↓
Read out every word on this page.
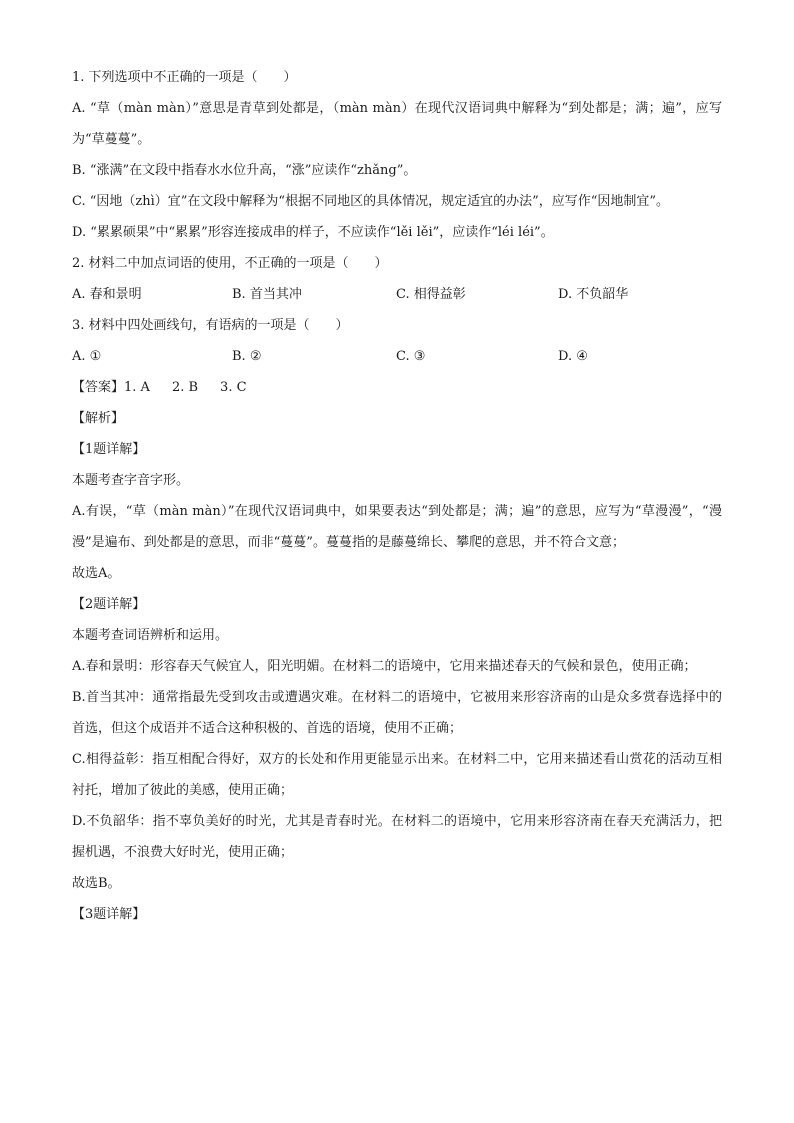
1. 下列选项中不正确的一项是（　　）
A. “草（màn màn）”意思是青草到处都是，（màn màn）在现代汉语词典中解释为“到处都是；满；遍”，应写为“草蔓蔓”。
B. “涨满”在文段中指春水水位升高，“涨”应读作“zhǎng”。
C. “因地（zhì）宜”在文段中解释为“根据不同地区的具体情况，规定适宜的办法”，应写作“因地制宜”。
D. “累累硕果”中“累累”形容连接成串的样子，不应读作“lěi lěi”，应读作“léi léi”。
2. 材料二中加点词语的使用，不正确的一项是（　　）
A. 春和景明	B. 首当其冲	C. 相得益彰	D. 不负韶华
3. 材料中四处画线句，有语病的一项是（　　）
A. ①	B. ②	C. ③	D. ④
【答案】1. A 2. B 3. C
【解析】
【1题详解】
本题考查字音字形。
A.有误，“草（màn màn）”在现代汉语词典中，如果要表达“到处都是；满；遍”的意思，应写为“草漫漫”，“漫漫”是遍布、到处都是的意思，而非“蔓蔓”。蔓蔓指的是藤蔓绵长、攀爬的意思，并不符合文意；
故选A。
【2题详解】
本题考查词语辨析和运用。
A.春和景明：形容春天气候宜人，阳光明媚。在材料二的语境中，它用来描述春天的气候和景色，使用正确；
B.首当其冲：通常指最先受到攻击或遭遇灾难。在材料二的语境中，它被用来形容济南的山是众多赏春选择中的首选，但这个成语并不适合这种积极的、首选的语境，使用不正确；
C.相得益彰：指互相配合得好，双方的长处和作用更能显示出来。在材料二中，它用来描述看山赏花的活动互相衬托，增加了彼此的美感，使用正确；
D.不负韶华：指不辜负美好的时光，尤其是青春时光。在材料二的语境中，它用来形容济南在春天充满活力，把握机遇，不浪费大好时光，使用正确；
故选B。
【3题详解】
↑
## SET EXERCISE:
Reproduce every line above as written, skipping pictures.

## ANSWER IN FULL:
Read out every word on this page.
1. 下列选项中不正确的一项是（　　）
A. “草（màn màn）”意思是青草到处都是，（màn màn）在现代汉语词典中解释为“到处都是；满；遍”，应写为“草蔓蔓”。
B. “涨满”在文段中指春水水位升高，“涨”应读作“zhǎng”。
C. “因地（zhì）宜”在文段中解释为“根据不同地区的具体情况，规定适宜的办法”，应写作“因地制宜”。
D. “累累硕果”中“累累”形容连接成串的样子，不应读作“lěi lěi”，应读作“léi léi”。
2. 材料二中加点词语的使用，不正确的一项是（　　）
A. 春和景明	B. 首当其冲	C. 相得益彰	D. 不负韶华
3. 材料中四处画线句，有语病的一项是（　　）
A. ①	B. ②	C. ③	D. ④
【答案】1. A 2. B 3. C
【解析】
【1题详解】
本题考查字音字形。
A.有误，“草（màn màn）”在现代汉语词典中，如果要表达“到处都是；满；遍”的意思，应写为“草漫漫”，“漫漫”是遍布、到处都是的意思，而非“蔓蔓”。蔓蔓指的是藤蔓绵长、攀爬的意思，并不符合文意；
故选A。
【2题详解】
本题考查词语辨析和运用。
A.春和景明：形容春天气候宜人，阳光明媚。在材料二的语境中，它用来描述春天的气候和景色，使用正确；
B.首当其冲：通常指最先受到攻击或遭遇灾难。在材料二的语境中，它被用来形容济南的山是众多赏春选择中的首选，但这个成语并不适合这种积极的、首选的语境，使用不正确；
C.相得益彰：指互相配合得好，双方的长处和作用更能显示出来。在材料二中，它用来描述看山赏花的活动互相衬托，增加了彼此的美感，使用正确；
D.不负韶华：指不辜负美好的时光，尤其是青春时光。在材料二的语境中，它用来形容济南在春天充满活力，把握机遇，不浪费大好时光，使用正确；
故选B。
【3题详解】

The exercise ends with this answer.